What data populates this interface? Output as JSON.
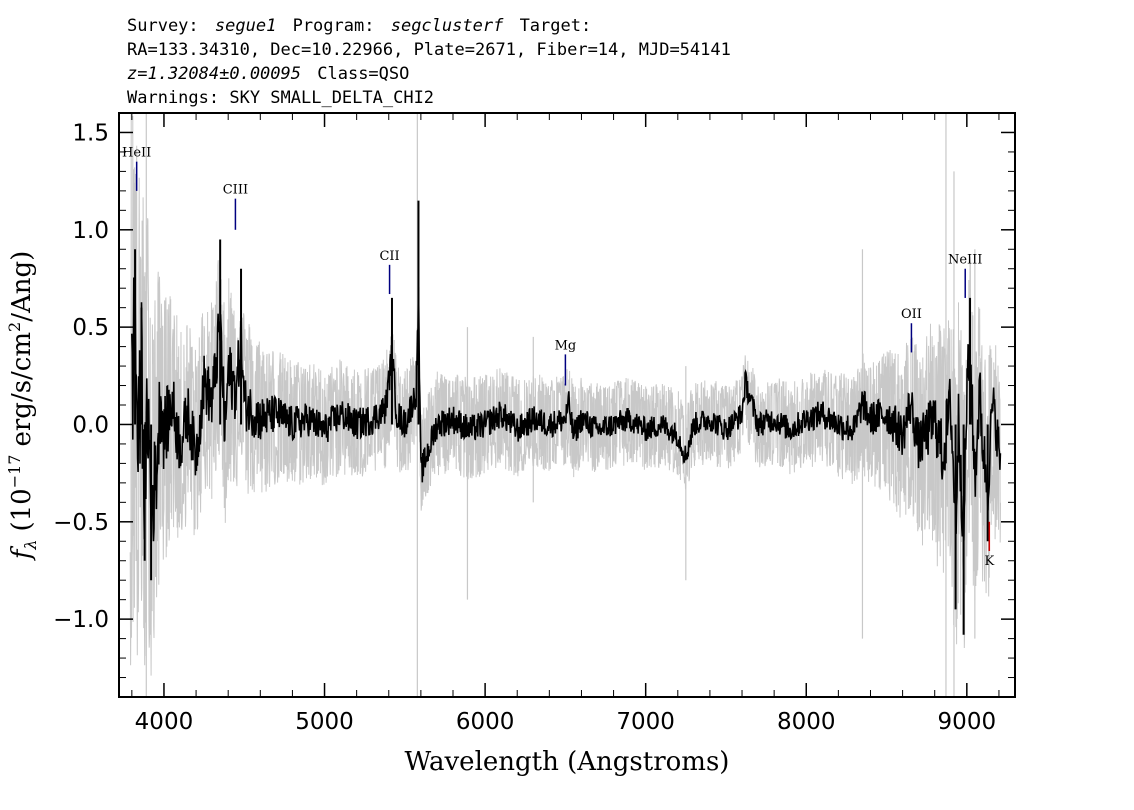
{
  "header": {
    "line1": {
      "survey_label": "Survey:",
      "survey": "segue1",
      "program_label": "Program:",
      "program": "segclusterf",
      "target_label": "Target:"
    },
    "line2": "RA=133.34310, Dec=10.22966, Plate=2671, Fiber=14, MJD=54141",
    "line3": {
      "redshift": "z=1.32084±0.00095",
      "class": "Class=QSO"
    },
    "line4": "Warnings: SKY SMALL_DELTA_CHI2"
  },
  "chart_data": {
    "type": "line",
    "xlabel": "Wavelength (Angstroms)",
    "ylabel": "f",
    "ylabel_sub": "λ",
    "ylabel_rest": "(10",
    "ylabel_exp": "−17",
    "ylabel_units": "erg/s/cm",
    "ylabel_units_exp": "2",
    "ylabel_units_end": "/Ang)",
    "xlim": [
      3720,
      9300
    ],
    "ylim": [
      -1.4,
      1.6
    ],
    "xticks": [
      4000,
      5000,
      6000,
      7000,
      8000,
      9000
    ],
    "xtick_labels": [
      "4000",
      "5000",
      "6000",
      "7000",
      "8000",
      "9000"
    ],
    "yticks": [
      -1.0,
      -0.5,
      0.0,
      0.5,
      1.0,
      1.5
    ],
    "ytick_labels": [
      "−1.0",
      "−0.5",
      "0.0",
      "0.5",
      "1.0",
      "1.5"
    ],
    "series": [
      {
        "role": "error",
        "color": "#c8c8c8",
        "description_values": "approximate envelope of gray noise/error spectrum",
        "x": [
          3800,
          3850,
          3900,
          3950,
          4000,
          4100,
          4200,
          4300,
          4400,
          4500,
          4700,
          5000,
          5500,
          6000,
          6500,
          7000,
          7500,
          8000,
          8300,
          8500,
          8700,
          8850,
          8950,
          9050,
          9150,
          9210
        ],
        "upper": [
          1.6,
          1.3,
          1.1,
          0.9,
          0.7,
          0.55,
          0.5,
          0.55,
          0.6,
          0.5,
          0.35,
          0.3,
          0.28,
          0.26,
          0.24,
          0.22,
          0.22,
          0.24,
          0.28,
          0.35,
          0.45,
          0.6,
          0.7,
          0.6,
          0.5,
          0.4
        ],
        "lower": [
          -1.4,
          -1.3,
          -1.1,
          -0.9,
          -0.7,
          -0.55,
          -0.5,
          -0.5,
          -0.5,
          -0.45,
          -0.35,
          -0.3,
          -0.28,
          -0.26,
          -0.24,
          -0.22,
          -0.22,
          -0.24,
          -0.3,
          -0.4,
          -0.55,
          -0.75,
          -0.9,
          -0.8,
          -0.7,
          -0.5
        ]
      },
      {
        "role": "flux",
        "color": "#000000",
        "description_values": "approximate main flux trace",
        "x": [
          3800,
          3820,
          3840,
          3860,
          3880,
          3900,
          3920,
          3950,
          3980,
          4000,
          4050,
          4100,
          4150,
          4200,
          4250,
          4300,
          4350,
          4380,
          4400,
          4450,
          4480,
          4500,
          4600,
          4700,
          4800,
          4900,
          5000,
          5100,
          5200,
          5300,
          5380,
          5420,
          5450,
          5500,
          5570,
          5585,
          5600,
          5700,
          5800,
          5900,
          6000,
          6100,
          6200,
          6300,
          6400,
          6500,
          6520,
          6550,
          6600,
          6700,
          6800,
          6900,
          7000,
          7100,
          7200,
          7250,
          7300,
          7400,
          7500,
          7600,
          7620,
          7700,
          7800,
          7900,
          8000,
          8100,
          8200,
          8300,
          8350,
          8400,
          8500,
          8600,
          8650,
          8700,
          8800,
          8850,
          8900,
          8930,
          8950,
          8980,
          9000,
          9020,
          9050,
          9080,
          9100,
          9130,
          9160,
          9190,
          9210
        ],
        "y": [
          0.4,
          0.9,
          -0.3,
          0.6,
          -0.7,
          0.2,
          -0.8,
          -0.5,
          0.3,
          -0.1,
          0.2,
          -0.2,
          0.1,
          -0.3,
          0.4,
          0.2,
          0.95,
          -0.1,
          0.5,
          0.3,
          0.8,
          0.2,
          0.05,
          0.1,
          0.0,
          0.05,
          -0.05,
          0.1,
          0.0,
          0.05,
          0.15,
          0.65,
          0.1,
          0.0,
          0.3,
          1.15,
          -0.45,
          0.0,
          0.05,
          -0.05,
          0.0,
          0.1,
          -0.05,
          0.05,
          0.0,
          0.05,
          0.2,
          -0.1,
          0.05,
          -0.05,
          0.0,
          0.05,
          -0.05,
          0.0,
          -0.1,
          -0.3,
          0.0,
          0.05,
          -0.05,
          0.1,
          0.4,
          0.0,
          0.05,
          -0.05,
          0.05,
          0.1,
          0.0,
          -0.05,
          0.2,
          0.05,
          0.1,
          -0.1,
          0.2,
          -0.2,
          0.05,
          -0.3,
          0.2,
          -0.95,
          0.1,
          -1.08,
          0.3,
          0.65,
          -0.5,
          0.3,
          -0.2,
          -0.6,
          0.2,
          -0.1,
          -0.35
        ]
      }
    ],
    "line_markers": [
      {
        "label": "HeII",
        "x": 3830,
        "y_from": 1.2,
        "y_to": 1.35,
        "color": "#000080",
        "text_above": true
      },
      {
        "label": "CIII",
        "x": 4445,
        "y_from": 1.0,
        "y_to": 1.16,
        "color": "#000080",
        "text_above": true
      },
      {
        "label": "CII",
        "x": 5405,
        "y_from": 0.67,
        "y_to": 0.82,
        "color": "#000080",
        "text_above": true
      },
      {
        "label": "Mg",
        "x": 6500,
        "y_from": 0.2,
        "y_to": 0.36,
        "color": "#000080",
        "text_above": true
      },
      {
        "label": "OII",
        "x": 8655,
        "y_from": 0.37,
        "y_to": 0.52,
        "color": "#000080",
        "text_above": true
      },
      {
        "label": "NeIII",
        "x": 8990,
        "y_from": 0.65,
        "y_to": 0.8,
        "color": "#000080",
        "text_above": true
      },
      {
        "label": "K",
        "x": 9140,
        "y_from": -0.65,
        "y_to": -0.5,
        "color": "#cc0000",
        "text_above": false
      }
    ]
  }
}
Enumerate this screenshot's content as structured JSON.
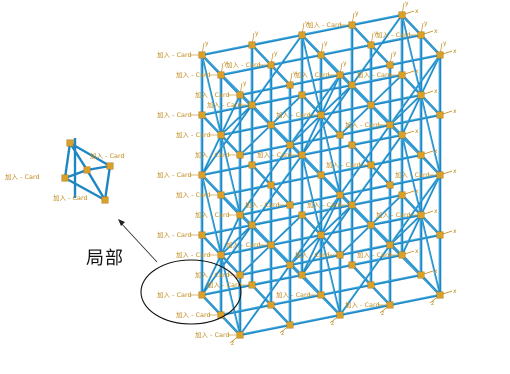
{
  "callout": {
    "label": "局部"
  },
  "node_label": "加入 - Card",
  "axis_labels": {
    "x": "x",
    "y": "y",
    "z": "z"
  },
  "colors": {
    "member": "#1e86c2",
    "member_light": "#46b2e8",
    "node": "#d9a127",
    "annotation": "#c08a1a",
    "ellipse": "#111111"
  }
}
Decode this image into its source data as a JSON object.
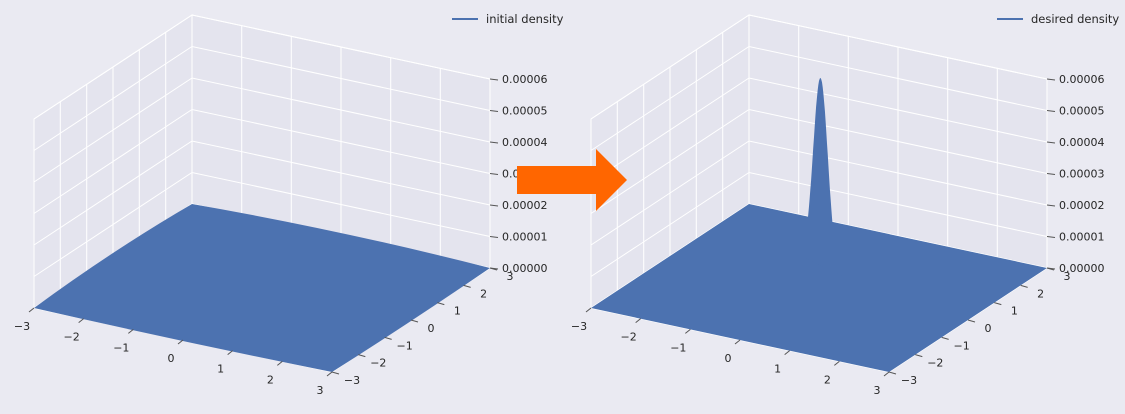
{
  "colors": {
    "pane_background": "#EAEAF2",
    "grid": "#FFFFFF",
    "surface": "#4C72B0",
    "arrow": "#FF6600",
    "text": "#262626"
  },
  "arrow_icon": "right-arrow-icon",
  "chart_data": [
    {
      "type": "surface3d",
      "legend": "initial density",
      "legend_position": "top-right",
      "grid": true,
      "x_ticks": [
        "−3",
        "−2",
        "−1",
        "0",
        "1",
        "2",
        "3"
      ],
      "y_ticks": [
        "−3",
        "−2",
        "−1",
        "0",
        "1",
        "2",
        "3"
      ],
      "z_ticks": [
        "0.00000",
        "0.00001",
        "0.00002",
        "0.00003",
        "0.00004",
        "0.00005",
        "0.00006"
      ],
      "xlim": [
        -3,
        3
      ],
      "ylim": [
        -3,
        3
      ],
      "zlim": [
        0,
        6e-05
      ],
      "surface": {
        "kind": "flat",
        "peak": 0.0
      }
    },
    {
      "type": "surface3d",
      "legend": "desired density",
      "legend_position": "top-right",
      "grid": true,
      "x_ticks": [
        "−3",
        "−2",
        "−1",
        "0",
        "1",
        "2",
        "3"
      ],
      "y_ticks": [
        "−3",
        "−2",
        "−1",
        "0",
        "1",
        "2",
        "3"
      ],
      "z_ticks": [
        "0.00000",
        "0.00001",
        "0.00002",
        "0.00003",
        "0.00004",
        "0.00005",
        "0.00006"
      ],
      "xlim": [
        -3,
        3
      ],
      "ylim": [
        -3,
        3
      ],
      "zlim": [
        0,
        6e-05
      ],
      "surface": {
        "kind": "gaussian",
        "peak": 5.95e-05,
        "center": [
          -0.5,
          1.0
        ],
        "sigma": 0.35
      }
    }
  ]
}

============

◆ **Exercise details**: Looking at the entries above, how many lines contain the word "JSON"? Answer with the number alone.

◆ **Result**: 3